What you need to do: Return each line of the data below verbatim; pictures are to be left out.

Stored entries:
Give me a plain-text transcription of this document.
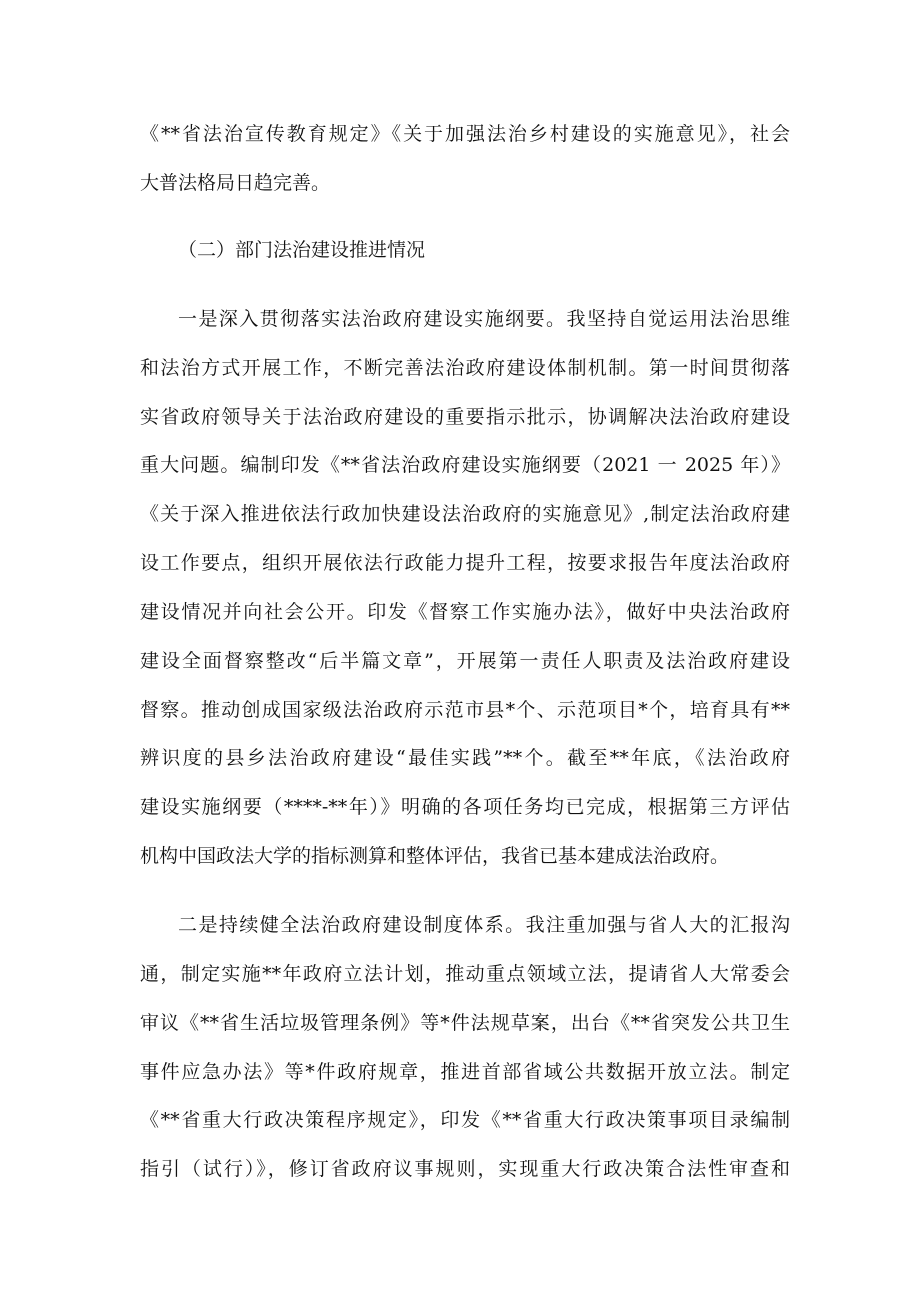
《**省法治宣传教育规定》《关于加强法治乡村建设的实施意见》，社会
大普法格局日趋完善。
（二）部门法治建设推进情况
一是深入贯彻落实法治政府建设实施纲要。我坚持自觉运用法治思维
和法治方式开展工作，不断完善法治政府建设体制机制。第一时间贯彻落
实省政府领导关于法治政府建设的重要指示批示，协调解决法治政府建设
重大问题。编制印发《**省法治政府建设实施纲要（2021 一 2025 年）》
《关于深入推进依法行政加快建设法治政府的实施意见》,制定法治政府建
设工作要点，组织开展依法行政能力提升工程，按要求报告年度法治政府
建设情况并向社会公开。印发《督察工作实施办法》，做好中央法治政府
建设全面督察整改“后半篇文章”，开展第一责任人职责及法治政府建设
督察。推动创成国家级法治政府示范市县*个、示范项目*个，培育具有**
辨识度的县乡法治政府建设“最佳实践”**个。截至**年底，《法治政府
建设实施纲要（****-**年）》明确的各项任务均已完成，根据第三方评估
机构中国政法大学的指标测算和整体评估，我省已基本建成法治政府。
二是持续健全法治政府建设制度体系。我注重加强与省人大的汇报沟
通，制定实施**年政府立法计划，推动重点领域立法，提请省人大常委会
审议《**省生活垃圾管理条例》等*件法规草案，出台《**省突发公共卫生
事件应急办法》等*件政府规章，推进首部省域公共数据开放立法。制定
《**省重大行政决策程序规定》，印发《**省重大行政决策事项目录编制
指引（试行）》，修订省政府议事规则，实现重大行政决策合法性审查和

Response:
Give me a plain-text transcription of this document.
《**省法治宣传教育规定》《关于加强法治乡村建设的实施意见》，社会
大普法格局日趋完善。
（二）部门法治建设推进情况
一是深入贯彻落实法治政府建设实施纲要。我坚持自觉运用法治思维
和法治方式开展工作，不断完善法治政府建设体制机制。第一时间贯彻落
实省政府领导关于法治政府建设的重要指示批示，协调解决法治政府建设
重大问题。编制印发《**省法治政府建设实施纲要（2021 一 2025 年）》
《关于深入推进依法行政加快建设法治政府的实施意见》,制定法治政府建
设工作要点，组织开展依法行政能力提升工程，按要求报告年度法治政府
建设情况并向社会公开。印发《督察工作实施办法》，做好中央法治政府
建设全面督察整改“后半篇文章”，开展第一责任人职责及法治政府建设
督察。推动创成国家级法治政府示范市县*个、示范项目*个，培育具有**
辨识度的县乡法治政府建设“最佳实践”**个。截至**年底，《法治政府
建设实施纲要（****-**年）》明确的各项任务均已完成，根据第三方评估
机构中国政法大学的指标测算和整体评估，我省已基本建成法治政府。
二是持续健全法治政府建设制度体系。我注重加强与省人大的汇报沟
通，制定实施**年政府立法计划，推动重点领域立法，提请省人大常委会
审议《**省生活垃圾管理条例》等*件法规草案，出台《**省突发公共卫生
事件应急办法》等*件政府规章，推进首部省域公共数据开放立法。制定
《**省重大行政决策程序规定》，印发《**省重大行政决策事项目录编制
指引（试行）》，修订省政府议事规则，实现重大行政决策合法性审查和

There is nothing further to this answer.